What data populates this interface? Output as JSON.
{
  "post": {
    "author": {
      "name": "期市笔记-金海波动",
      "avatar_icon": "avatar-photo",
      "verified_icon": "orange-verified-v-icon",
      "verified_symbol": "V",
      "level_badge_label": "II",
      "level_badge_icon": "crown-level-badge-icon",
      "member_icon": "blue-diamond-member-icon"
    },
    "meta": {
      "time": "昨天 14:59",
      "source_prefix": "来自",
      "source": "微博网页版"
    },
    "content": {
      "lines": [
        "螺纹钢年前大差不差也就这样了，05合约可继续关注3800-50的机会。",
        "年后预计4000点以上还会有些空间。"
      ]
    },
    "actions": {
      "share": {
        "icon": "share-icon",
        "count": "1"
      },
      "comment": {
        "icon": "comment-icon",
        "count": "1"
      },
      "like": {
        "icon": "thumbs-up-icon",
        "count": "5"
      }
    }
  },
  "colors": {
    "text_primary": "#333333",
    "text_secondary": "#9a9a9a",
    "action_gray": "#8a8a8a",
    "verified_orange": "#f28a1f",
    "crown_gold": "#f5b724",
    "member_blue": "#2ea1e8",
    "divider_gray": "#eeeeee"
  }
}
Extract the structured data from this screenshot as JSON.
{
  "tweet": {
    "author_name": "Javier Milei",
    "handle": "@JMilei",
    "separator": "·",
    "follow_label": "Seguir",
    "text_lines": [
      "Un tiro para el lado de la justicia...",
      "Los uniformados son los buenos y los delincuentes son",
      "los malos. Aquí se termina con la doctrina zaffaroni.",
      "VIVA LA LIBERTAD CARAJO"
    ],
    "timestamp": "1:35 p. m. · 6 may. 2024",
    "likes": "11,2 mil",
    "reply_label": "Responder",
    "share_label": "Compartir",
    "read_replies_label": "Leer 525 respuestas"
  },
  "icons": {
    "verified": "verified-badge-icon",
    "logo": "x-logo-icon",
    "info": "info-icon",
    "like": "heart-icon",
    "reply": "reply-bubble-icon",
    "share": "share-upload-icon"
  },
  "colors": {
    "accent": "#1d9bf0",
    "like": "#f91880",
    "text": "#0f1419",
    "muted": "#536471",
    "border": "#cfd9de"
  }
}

────

#### [Written instruction]
Go through the records line by line and count those containing the string "data". Give only the total.

#### [In response]
2